**What is needed:**
All that is needed is a count of the lines in this data that contain the word "mold".

**Records to process:**
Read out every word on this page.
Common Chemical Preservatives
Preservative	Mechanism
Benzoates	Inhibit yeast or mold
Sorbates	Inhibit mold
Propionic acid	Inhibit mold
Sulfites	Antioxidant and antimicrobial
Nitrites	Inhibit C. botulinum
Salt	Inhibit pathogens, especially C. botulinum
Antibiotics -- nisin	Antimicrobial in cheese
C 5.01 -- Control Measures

**Result for this exercise:**
3